→ Description of the task
Repeat the material exactly as it appears.

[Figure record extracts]
★ ★ ★ ★ ★

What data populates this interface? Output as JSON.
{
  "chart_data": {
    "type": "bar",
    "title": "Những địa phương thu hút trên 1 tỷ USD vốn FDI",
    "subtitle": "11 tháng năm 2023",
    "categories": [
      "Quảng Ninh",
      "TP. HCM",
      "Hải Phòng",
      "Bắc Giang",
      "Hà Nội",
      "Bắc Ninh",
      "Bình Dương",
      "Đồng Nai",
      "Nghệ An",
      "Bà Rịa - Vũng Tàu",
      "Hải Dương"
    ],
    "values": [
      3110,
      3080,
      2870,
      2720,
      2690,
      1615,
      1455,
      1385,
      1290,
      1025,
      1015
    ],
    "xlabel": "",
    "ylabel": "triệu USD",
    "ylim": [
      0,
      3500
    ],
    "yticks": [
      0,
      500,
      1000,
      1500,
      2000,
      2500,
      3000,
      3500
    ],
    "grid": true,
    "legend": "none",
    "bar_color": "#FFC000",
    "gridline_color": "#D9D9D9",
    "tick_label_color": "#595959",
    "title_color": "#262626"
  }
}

★ ★ ★ ★ ★

→ Exercise response
What data populates this interface? Output as JSON.
{
  "chart_data": {
    "type": "bar",
    "title": "Những địa phương thu hút trên 1 tỷ USD vốn FDI",
    "subtitle": "11 tháng năm 2023",
    "categories": [
      "Quảng Ninh",
      "TP. HCM",
      "Hải Phòng",
      "Bắc Giang",
      "Hà Nội",
      "Bắc Ninh",
      "Bình Dương",
      "Đồng Nai",
      "Nghệ An",
      "Bà Rịa - Vũng Tàu",
      "Hải Dương"
    ],
    "values": [
      3110,
      3080,
      2870,
      2720,
      2690,
      1615,
      1455,
      1385,
      1290,
      1025,
      1015
    ],
    "xlabel": "",
    "ylabel": "triệu USD",
    "ylim": [
      0,
      3500
    ],
    "yticks": [
      0,
      500,
      1000,
      1500,
      2000,
      2500,
      3000,
      3500
    ],
    "grid": true,
    "legend": "none",
    "bar_color": "#FFC000",
    "gridline_color": "#D9D9D9",
    "tick_label_color": "#595959",
    "title_color": "#262626"
  }
}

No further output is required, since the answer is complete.